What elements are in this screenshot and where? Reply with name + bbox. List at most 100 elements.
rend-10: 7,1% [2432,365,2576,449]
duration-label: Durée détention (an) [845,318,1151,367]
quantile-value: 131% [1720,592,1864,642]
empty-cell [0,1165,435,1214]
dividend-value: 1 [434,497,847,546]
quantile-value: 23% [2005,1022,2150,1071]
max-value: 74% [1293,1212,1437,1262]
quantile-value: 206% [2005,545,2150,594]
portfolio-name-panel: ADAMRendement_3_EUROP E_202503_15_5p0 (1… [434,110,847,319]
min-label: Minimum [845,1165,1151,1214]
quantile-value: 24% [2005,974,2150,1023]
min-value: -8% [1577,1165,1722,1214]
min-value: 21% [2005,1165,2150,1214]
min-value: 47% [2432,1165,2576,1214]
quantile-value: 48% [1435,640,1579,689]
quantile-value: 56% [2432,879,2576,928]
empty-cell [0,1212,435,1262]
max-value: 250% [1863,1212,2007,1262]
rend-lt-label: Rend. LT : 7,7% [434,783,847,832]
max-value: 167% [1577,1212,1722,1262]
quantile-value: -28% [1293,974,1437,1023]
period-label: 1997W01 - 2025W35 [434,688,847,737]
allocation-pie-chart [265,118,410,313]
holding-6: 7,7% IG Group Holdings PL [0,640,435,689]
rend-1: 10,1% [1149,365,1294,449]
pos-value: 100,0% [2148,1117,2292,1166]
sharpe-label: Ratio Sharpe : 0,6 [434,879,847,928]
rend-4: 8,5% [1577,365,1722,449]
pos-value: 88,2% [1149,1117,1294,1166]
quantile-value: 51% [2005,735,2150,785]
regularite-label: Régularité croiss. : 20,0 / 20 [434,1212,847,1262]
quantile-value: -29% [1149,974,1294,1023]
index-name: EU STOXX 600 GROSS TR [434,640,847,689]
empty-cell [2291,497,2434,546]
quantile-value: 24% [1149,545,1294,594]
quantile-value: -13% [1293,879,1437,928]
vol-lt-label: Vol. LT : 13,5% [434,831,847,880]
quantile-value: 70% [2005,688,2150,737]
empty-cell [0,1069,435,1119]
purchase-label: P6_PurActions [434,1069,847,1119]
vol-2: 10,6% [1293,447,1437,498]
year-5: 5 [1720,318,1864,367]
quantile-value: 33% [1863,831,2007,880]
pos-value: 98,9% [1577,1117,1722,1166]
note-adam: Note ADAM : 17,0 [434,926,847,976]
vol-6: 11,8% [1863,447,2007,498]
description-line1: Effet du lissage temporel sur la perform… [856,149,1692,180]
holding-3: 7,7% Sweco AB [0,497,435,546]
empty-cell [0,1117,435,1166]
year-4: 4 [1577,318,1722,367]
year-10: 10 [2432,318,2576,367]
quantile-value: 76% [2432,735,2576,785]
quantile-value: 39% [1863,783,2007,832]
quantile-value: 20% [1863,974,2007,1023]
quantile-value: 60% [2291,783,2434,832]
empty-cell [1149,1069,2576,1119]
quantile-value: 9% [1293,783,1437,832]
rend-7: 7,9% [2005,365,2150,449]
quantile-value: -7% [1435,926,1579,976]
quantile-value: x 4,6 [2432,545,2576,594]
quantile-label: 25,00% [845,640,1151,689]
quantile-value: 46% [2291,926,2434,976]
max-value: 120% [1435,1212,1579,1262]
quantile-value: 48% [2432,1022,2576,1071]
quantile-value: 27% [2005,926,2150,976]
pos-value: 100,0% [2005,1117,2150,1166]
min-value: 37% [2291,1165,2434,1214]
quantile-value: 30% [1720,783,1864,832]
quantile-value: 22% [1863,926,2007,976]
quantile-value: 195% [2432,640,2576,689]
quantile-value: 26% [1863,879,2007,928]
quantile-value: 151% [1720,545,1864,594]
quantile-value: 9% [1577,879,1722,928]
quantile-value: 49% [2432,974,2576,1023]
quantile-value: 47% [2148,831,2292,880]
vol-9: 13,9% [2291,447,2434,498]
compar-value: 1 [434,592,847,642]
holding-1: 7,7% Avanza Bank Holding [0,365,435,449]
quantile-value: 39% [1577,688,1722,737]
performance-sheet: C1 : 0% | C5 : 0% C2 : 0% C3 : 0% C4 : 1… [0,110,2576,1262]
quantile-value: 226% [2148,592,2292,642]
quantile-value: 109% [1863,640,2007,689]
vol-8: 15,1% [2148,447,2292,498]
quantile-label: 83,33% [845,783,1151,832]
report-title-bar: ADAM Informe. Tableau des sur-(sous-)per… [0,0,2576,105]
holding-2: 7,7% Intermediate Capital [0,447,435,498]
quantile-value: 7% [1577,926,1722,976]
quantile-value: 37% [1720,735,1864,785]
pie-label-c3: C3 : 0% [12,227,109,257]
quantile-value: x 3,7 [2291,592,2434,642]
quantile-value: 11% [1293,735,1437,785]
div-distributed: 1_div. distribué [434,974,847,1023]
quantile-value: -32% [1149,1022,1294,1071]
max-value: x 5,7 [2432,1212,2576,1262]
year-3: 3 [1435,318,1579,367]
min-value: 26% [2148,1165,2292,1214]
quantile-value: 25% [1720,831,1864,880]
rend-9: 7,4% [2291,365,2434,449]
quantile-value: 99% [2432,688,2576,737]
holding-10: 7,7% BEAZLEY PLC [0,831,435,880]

__Task statement__
Write out the items from the very first line down to and including the line containing "rend-4: 8,5% [1577,365,1722,449]" as a numbered list, with no blank lines.

__Response to the task__
1. What elements are in this screenshot and where? Reply with name + bbox. List at most 100 elements.
2. rend-10: 7,1% [2432,365,2576,449]
3. duration-label: Durée détention (an) [845,318,1151,367]
4. quantile-value: 131% [1720,592,1864,642]
5. empty-cell [0,1165,435,1214]
6. dividend-value: 1 [434,497,847,546]
7. quantile-value: 23% [2005,1022,2150,1071]
8. max-value: 74% [1293,1212,1437,1262]
9. quantile-value: 206% [2005,545,2150,594]
10. portfolio-name-panel: ADAMRendement_3_EUROP E_202503_15_5p0 (1… [434,110,847,319]
11. min-label: Minimum [845,1165,1151,1214]
12. quantile-value: 24% [2005,974,2150,1023]
13. min-value: -8% [1577,1165,1722,1214]
14. min-value: 21% [2005,1165,2150,1214]
15. min-value: 47% [2432,1165,2576,1214]
16. quantile-value: 48% [1435,640,1579,689]
17. quantile-value: 56% [2432,879,2576,928]
18. empty-cell [0,1212,435,1262]
19. max-value: 250% [1863,1212,2007,1262]
20. rend-lt-label: Rend. LT : 7,7% [434,783,847,832]
21. max-value: 167% [1577,1212,1722,1262]
22. quantile-value: -28% [1293,974,1437,1023]
23. period-label: 1997W01 - 2025W35 [434,688,847,737]
24. allocation-pie-chart [265,118,410,313]
25. holding-6: 7,7% IG Group Holdings PL [0,640,435,689]
26. rend-1: 10,1% [1149,365,1294,449]
27. pos-value: 100,0% [2148,1117,2292,1166]
28. sharpe-label: Ratio Sharpe : 0,6 [434,879,847,928]
29. rend-4: 8,5% [1577,365,1722,449]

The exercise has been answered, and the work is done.